▸ Problem statement
Locate each line in the records below that contains the string "експлуатацію" and copy those lines out in full. Matching is case-sensitive.

▸ Records for processing
———

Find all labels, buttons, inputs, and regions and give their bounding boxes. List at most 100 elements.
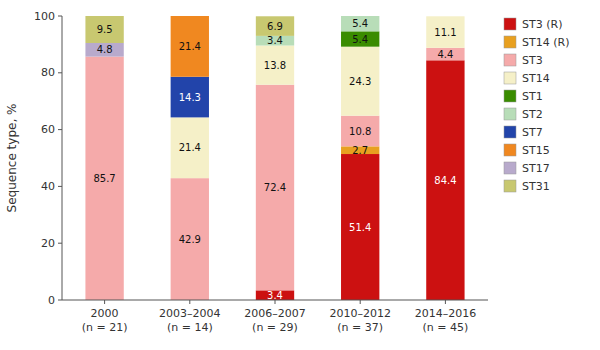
y-tick [58,243,62,244]
bar-segment [171,117,209,178]
data-label: 42.9 [179,234,201,245]
legend-label: ST14 (R) [522,36,569,49]
x-tick-label: 2000(n = 21) [82,307,128,334]
y-axis-label: Sequence type, % [5,104,19,213]
chart: 3.4 51.4 84.4 2.7 85.7 42.9 72.4 10.8 4.4 21.4 13.… [0,0,600,350]
bar-segment [426,48,464,60]
bar-segment [426,16,464,17]
y-tick-label: 60 [41,123,55,136]
bar-segment [341,16,379,17]
data-label: 5.4 [352,34,368,45]
x-tick-label: 2014–2016(n = 45) [415,307,477,334]
data-label: 14.3 [179,92,201,103]
x-tick [275,300,276,304]
bar-segment [341,47,379,116]
bars [85,16,464,300]
data-label: 5.4 [352,18,368,29]
bar-segment [256,290,294,300]
legend-label: ST15 [522,144,550,157]
legend-swatch [504,90,516,102]
data-label: 13.8 [264,60,286,71]
data-label: 2.7 [352,145,368,156]
bar-segment [426,16,464,17]
legend-label: ST2 [522,108,543,121]
legend-swatch [504,36,516,48]
x-tick-label: 2003–2004(n = 14) [159,307,221,334]
bar-segment [85,16,123,43]
legend-swatch [504,18,516,30]
data-label: 24.3 [349,76,371,87]
bar-segment [426,16,464,17]
legend-swatch [504,162,516,174]
y-tick [58,72,62,73]
bar-segment [256,85,294,291]
legend-label: ST7 [522,126,543,139]
bar-segment [171,77,209,118]
bar-segment [85,43,123,57]
bar-segment [85,57,123,300]
bar-segment [256,16,294,36]
x-tick-label: 2010–2012(n = 37) [329,307,391,334]
x-tick-label: 2006–2007(n = 29) [244,307,306,334]
bar-segment [341,16,379,17]
data-label: 4.4 [437,49,453,60]
bar-segment [341,16,379,17]
bar-segment [256,46,294,85]
legend-label: ST1 [522,90,543,103]
bar-segment [426,16,464,17]
x-tick [445,300,446,304]
y-tick [58,129,62,130]
y-tick [58,300,62,301]
y-tick-label: 0 [48,294,55,307]
data-label: 4.8 [97,44,113,55]
legend-label: ST3 (R) [522,18,562,31]
legend-swatch [504,126,516,138]
bar-segment [426,60,464,300]
y-tick [58,16,62,17]
bar-segment [426,16,464,17]
data-label: 84.4 [434,175,456,186]
data-label: 21.4 [179,142,201,153]
legend-label: ST17 [522,162,550,175]
data-labels: 3.4 51.4 84.4 2.7 85.7 42.9 72.4 10.8 4.4 21.4 13.… [93,18,456,301]
data-label: 21.4 [179,41,201,52]
legend-swatch [504,108,516,120]
y-tick-label: 20 [41,237,55,250]
data-label: 85.7 [93,173,115,184]
data-label: 11.1 [434,27,456,38]
y-tick-label: 100 [34,10,55,23]
bar-segment [256,36,294,46]
bar-segment [171,16,209,17]
legend-swatch [504,180,516,192]
x-tick [189,300,190,304]
bar-segment [426,16,464,17]
data-label: 9.5 [97,24,113,35]
bar-segment [341,154,379,300]
axes: 0 20 40 60 80 100 2000(n = 21) 2003–2004(n = 14… [34,10,488,335]
legend: ST3 (R) ST14 (R) ST3 ST14 ST1 ST2 ST7 ST15 ST17 S… [504,18,569,193]
legend-swatch [504,144,516,156]
data-label: 72.4 [264,182,286,193]
x-tick [360,300,361,304]
y-tick-label: 40 [41,180,55,193]
legend-label: ST14 [522,72,550,85]
bar-segment [171,16,209,17]
legend-label: ST3 [522,54,543,67]
bar-segment [341,16,379,31]
y-tick-label: 80 [41,66,55,79]
y-tick [58,186,62,187]
bar-segment [341,116,379,147]
legend-swatch [504,54,516,66]
bar-segment [426,16,464,48]
data-label: 51.4 [349,222,371,233]
x-tick [104,300,105,304]
data-label: 3.4 [267,290,283,301]
bar-segment [171,178,209,300]
legend-swatch [504,72,516,84]
data-label: 3.4 [267,35,283,46]
y-axis-line [62,16,63,300]
legend-label: ST31 [522,180,550,193]
data-label: 10.8 [349,126,371,137]
bar-segment [341,16,379,17]
bar-segment [171,16,209,77]
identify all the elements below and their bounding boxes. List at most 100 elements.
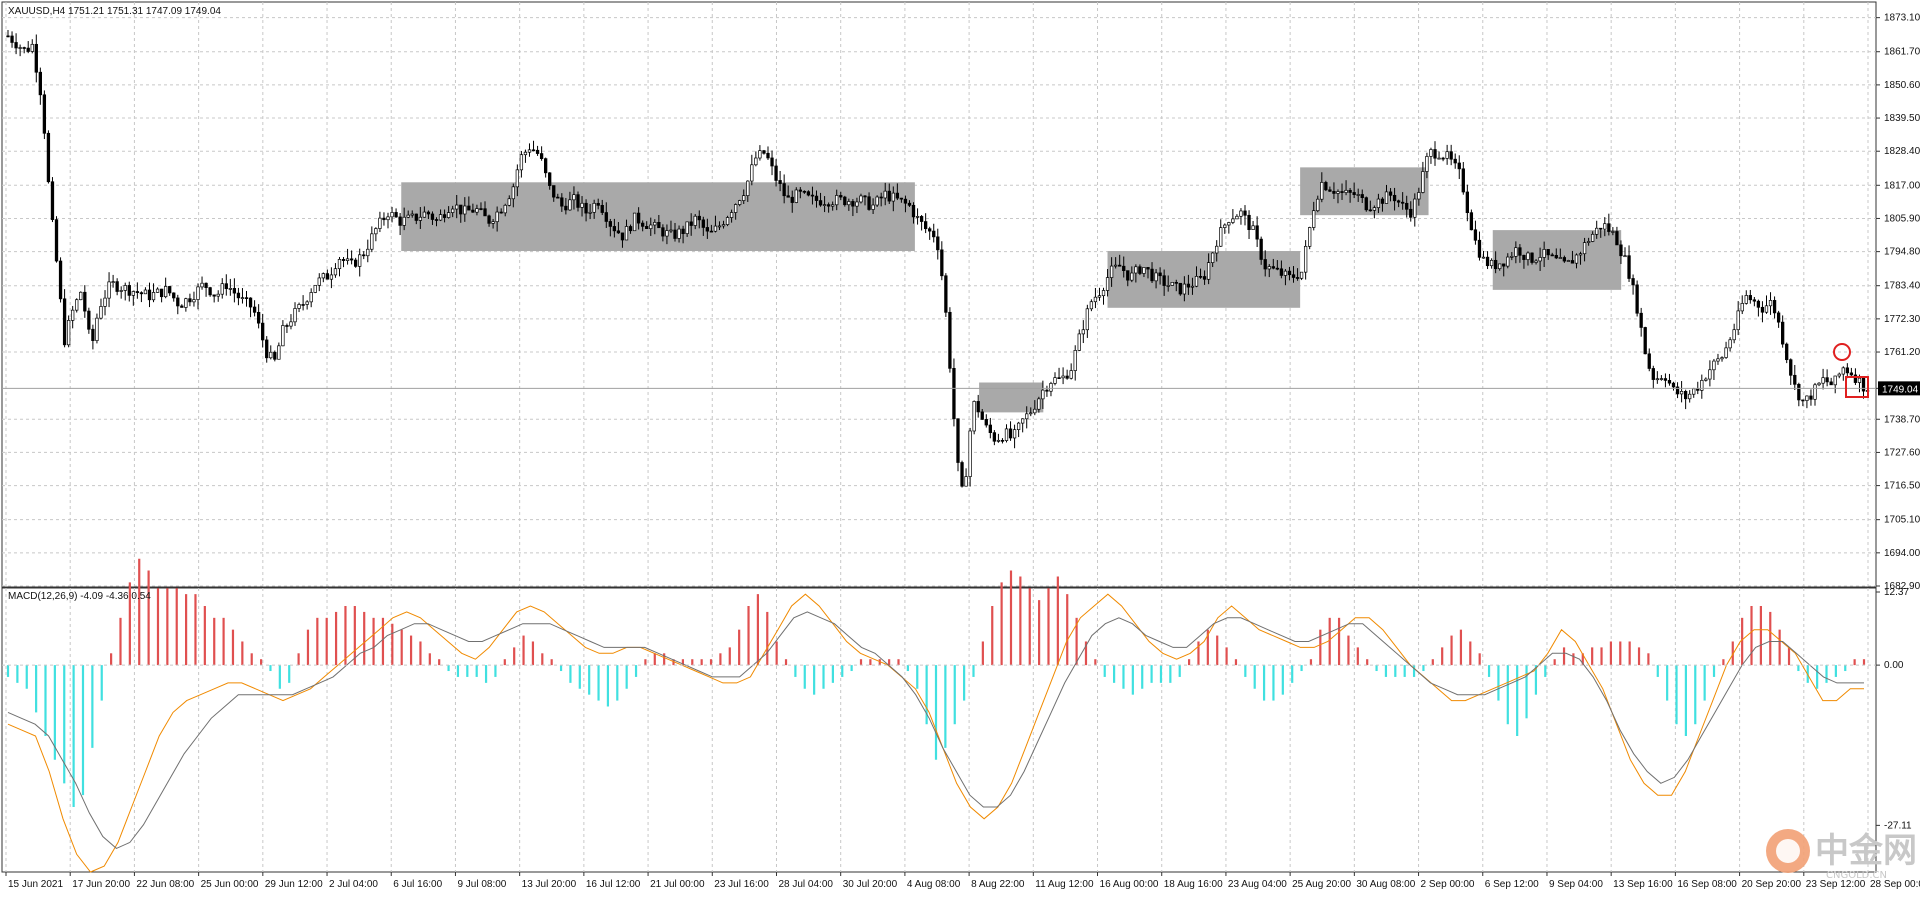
candle-body: [1720, 357, 1724, 360]
candle-body: [996, 439, 1001, 442]
candle-body: [103, 297, 107, 307]
candle-body: [907, 202, 912, 206]
candle-body: [317, 277, 321, 286]
candle-body: [1586, 241, 1591, 243]
candle-body: [1845, 367, 1849, 374]
candle-body: [261, 322, 265, 341]
candle-body: [151, 292, 156, 301]
candle-body: [224, 283, 228, 290]
candle-body: [560, 197, 564, 207]
candle-body: [1643, 327, 1647, 355]
candle-body: [952, 367, 956, 420]
time-tick-label: 18 Aug 16:00: [1164, 879, 1223, 890]
candle-body: [774, 165, 778, 181]
price-tick-label: 1861.70: [1884, 47, 1920, 58]
candle-body: [1312, 210, 1316, 228]
candle-body: [685, 221, 689, 234]
candle-body: [1809, 395, 1813, 400]
candle-body: [1291, 274, 1296, 278]
candle-body: [79, 291, 83, 301]
candle-body: [1130, 272, 1134, 281]
candle-body: [1097, 295, 1102, 298]
candle-body: [1364, 197, 1368, 211]
candle-body: [87, 310, 91, 330]
candle-body: [778, 180, 782, 184]
candle-body: [1142, 267, 1146, 274]
candle-body: [252, 306, 257, 313]
candle-body: [1716, 358, 1720, 362]
watermark-sub: CNGOLD.CN: [1826, 870, 1887, 881]
candle-body: [75, 299, 79, 311]
candle-body: [1441, 157, 1445, 160]
candle-body: [1700, 380, 1704, 391]
macd-signal-line: [7, 611, 1864, 849]
candle-body: [1789, 359, 1793, 376]
candle-body: [1841, 367, 1845, 375]
candle-body: [1255, 225, 1259, 240]
candle-body: [475, 208, 479, 213]
candle-body: [1085, 308, 1089, 331]
candle-body: [1299, 271, 1304, 279]
candle-body: [1619, 244, 1623, 257]
range-box: [1492, 230, 1622, 290]
candle-body: [1352, 192, 1356, 195]
candle-body: [1445, 151, 1449, 159]
price-tick-label: 1828.40: [1884, 146, 1920, 157]
candle-body: [568, 199, 572, 211]
candle-body: [216, 293, 220, 297]
candle-body: [645, 226, 649, 229]
candle-body: [1073, 350, 1077, 371]
candle-body: [677, 228, 681, 239]
candle-body: [42, 94, 47, 134]
time-tick-label: 22 Jun 08:00: [136, 879, 194, 890]
candle-body: [301, 304, 305, 306]
candle-body: [988, 424, 992, 433]
candle-body: [628, 226, 633, 232]
candle-body: [539, 153, 544, 159]
candle-body: [390, 212, 394, 218]
candle-body: [1162, 275, 1166, 286]
range-box: [979, 382, 1044, 413]
candle-body: [1582, 242, 1587, 255]
candle-body: [932, 230, 936, 238]
candle-body: [1392, 194, 1397, 202]
candle-body: [1801, 399, 1805, 402]
candle-body: [964, 476, 968, 487]
candle-body: [1425, 156, 1429, 172]
time-tick-label: 28 Sep 00:00: [1870, 879, 1920, 890]
time-tick-label: 25 Jun 00:00: [201, 879, 259, 890]
candle-body: [701, 219, 705, 228]
candle-body: [119, 290, 123, 292]
candle-body: [1004, 428, 1009, 441]
candle-body: [1752, 299, 1757, 302]
price-tick-label: 1783.40: [1884, 281, 1920, 292]
candle-body: [1348, 189, 1352, 193]
candle-body: [354, 259, 358, 267]
price-tick-label: 1716.50: [1884, 481, 1920, 492]
macd-tick-label: 12.37: [1884, 587, 1909, 598]
candle-body: [1461, 168, 1465, 193]
candle-body: [269, 351, 273, 359]
candle-body: [1692, 388, 1696, 395]
candle-body: [572, 194, 576, 201]
candle-body: [398, 216, 402, 226]
candle-body: [273, 351, 277, 360]
candle-body: [588, 211, 592, 214]
candle-body: [1655, 378, 1659, 381]
candle-body: [1639, 312, 1643, 328]
candle-body: [430, 213, 435, 220]
candle-body: [802, 190, 807, 193]
candle-body: [1215, 245, 1219, 254]
candle-body: [1109, 265, 1114, 278]
candle-body: [636, 212, 641, 224]
candle-body: [1012, 429, 1017, 439]
annotations: [1833, 343, 1869, 398]
candle-body: [523, 151, 528, 156]
candle-body: [240, 297, 245, 299]
time-tick-label: 15 Jun 2021: [8, 879, 63, 890]
candle-body: [406, 214, 410, 218]
candlesticks: [6, 30, 1870, 488]
candle-body: [325, 273, 330, 280]
candle-body: [1166, 285, 1170, 287]
candle-body: [1671, 382, 1676, 388]
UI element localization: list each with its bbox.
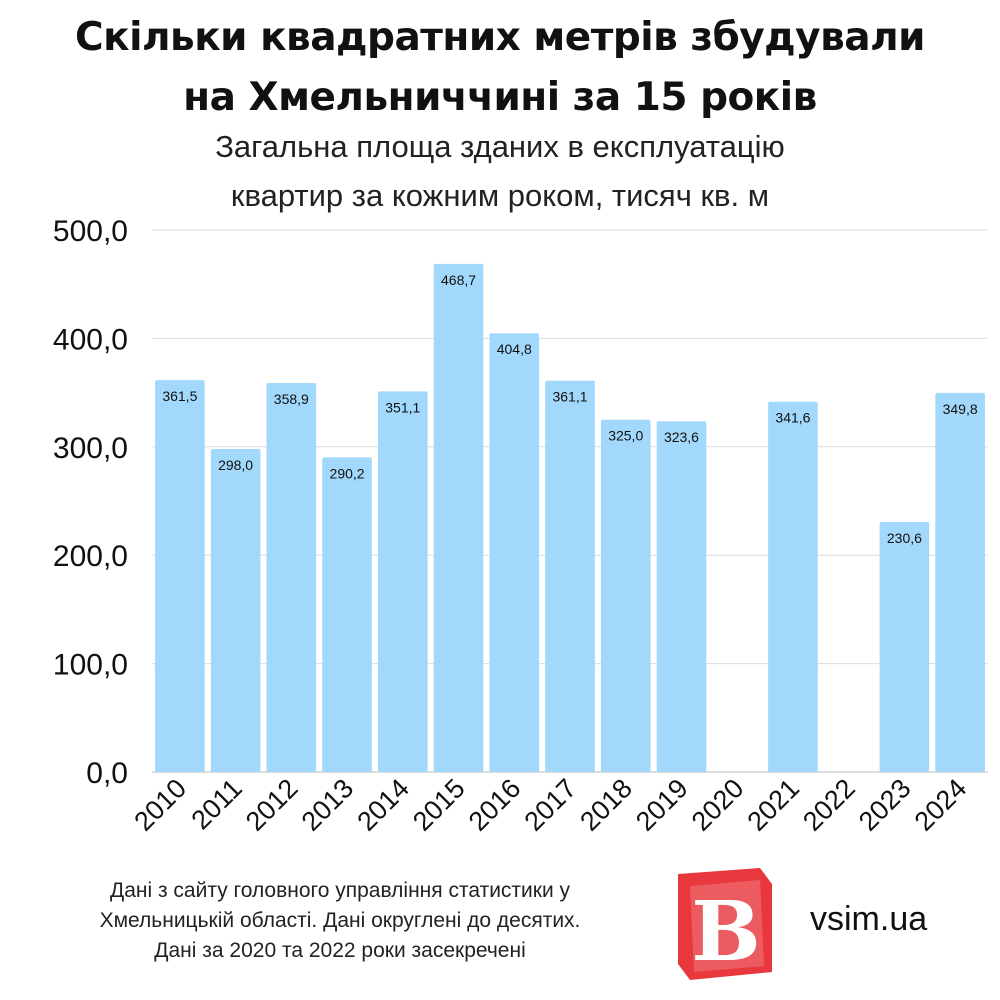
y-tick-label: 500,0 [53, 215, 128, 248]
x-tick-label: 2013 [296, 773, 360, 837]
bar [656, 421, 707, 772]
bar-value-label: 468,7 [441, 272, 476, 288]
chart-title: Скільки квадратних метрів збудували на Х… [0, 8, 1000, 128]
bar [433, 263, 484, 772]
bar [600, 419, 651, 772]
bar-value-label: 361,1 [552, 389, 587, 405]
x-tick-label: 2018 [574, 773, 638, 837]
bar-value-label: 358,9 [274, 391, 309, 407]
source-note-line-3: Дані за 2020 та 2022 роки засекречені [154, 939, 526, 962]
bar [768, 401, 818, 772]
bar [377, 391, 428, 772]
bar-value-label: 404,8 [497, 341, 532, 357]
y-tick-label: 400,0 [53, 323, 128, 356]
x-tick-label: 2022 [797, 773, 861, 837]
bar [489, 333, 540, 772]
bar [210, 448, 261, 772]
source-note-line-2: Хмельницькій області. Дані округлені до … [99, 909, 581, 932]
bar [935, 392, 985, 772]
source-note: Дані з сайту головного управління статис… [20, 876, 660, 966]
x-tick-label: 2016 [463, 773, 527, 837]
bar-value-label: 361,5 [162, 388, 197, 404]
logo-back-shape [678, 868, 772, 980]
bar [545, 380, 595, 772]
bar-chart: 0,0 100,0 200,0 300,0 400,0 500,0 361,5 2010 298… [53, 215, 988, 837]
x-tick-label: 2012 [240, 773, 304, 837]
x-tick-label: 2020 [686, 773, 750, 837]
logo-letter: B [691, 884, 760, 980]
x-tick-label: 2017 [519, 773, 583, 837]
x-tick-label: 2011 [186, 773, 248, 835]
y-tick-label: 100,0 [53, 649, 128, 682]
bar [322, 457, 372, 772]
title-line-2: на Хмельниччині за 15 років [183, 75, 817, 120]
bar-value-label: 230,6 [887, 530, 922, 546]
x-tick-label: 2024 [909, 773, 973, 837]
bar-value-label: 351,1 [385, 399, 420, 415]
bar-value-label: 325,0 [608, 428, 643, 444]
bar-value-label: 349,8 [943, 401, 978, 417]
vsim-logo: B [678, 868, 772, 980]
source-note-line-1: Дані з сайту головного управління статис… [109, 879, 571, 902]
x-tick-label: 2021 [741, 773, 805, 837]
subtitle-line-1: Загальна площа зданих в експлуатацію [215, 129, 785, 164]
x-tick-label: 2014 [351, 773, 415, 837]
y-tick-label: 300,0 [53, 432, 128, 465]
bar [155, 380, 205, 772]
bar-value-label: 323,6 [664, 429, 699, 445]
y-tick-label: 200,0 [53, 540, 128, 573]
title-line-1: Скільки квадратних метрів збудували [75, 15, 925, 60]
site-name: vsim.ua [810, 900, 928, 938]
bar [266, 382, 317, 772]
x-tick-label: 2023 [853, 773, 917, 837]
chart-subtitle: Загальна площа зданих в експлуатацію ква… [0, 122, 1000, 220]
logo-frame [690, 880, 764, 972]
bar-value-label: 290,2 [330, 465, 365, 481]
bar-value-label: 341,6 [775, 410, 810, 426]
y-tick-label: 0,0 [86, 757, 128, 790]
x-tick-label: 2019 [630, 773, 694, 837]
x-tick-label: 2015 [407, 773, 471, 837]
x-tick-label: 2010 [128, 773, 192, 837]
bar-value-label: 298,0 [218, 457, 253, 473]
subtitle-line-2: квартир за кожним роком, тисяч кв. м [230, 178, 770, 213]
bar [879, 522, 930, 772]
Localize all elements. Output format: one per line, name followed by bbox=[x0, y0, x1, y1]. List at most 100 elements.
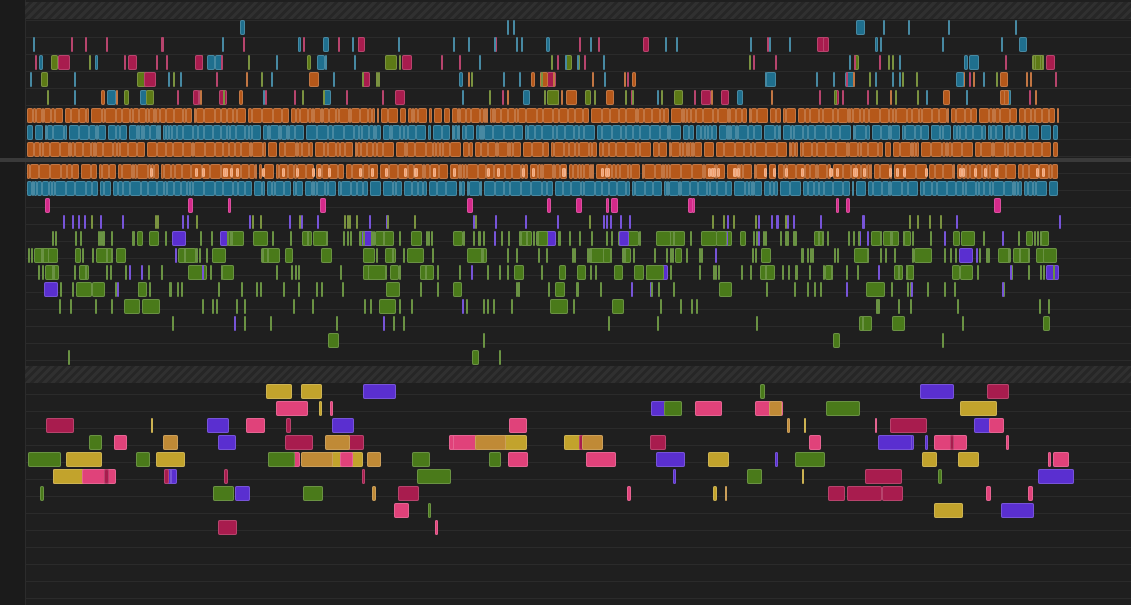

———

▸ Written solution
subtitle-line-1: Загальна площа зданих в експлуатацію [215, 129, 785, 164]
chart-subtitle: Загальна площа зданих в експлуатацію ква… [0, 122, 1000, 220]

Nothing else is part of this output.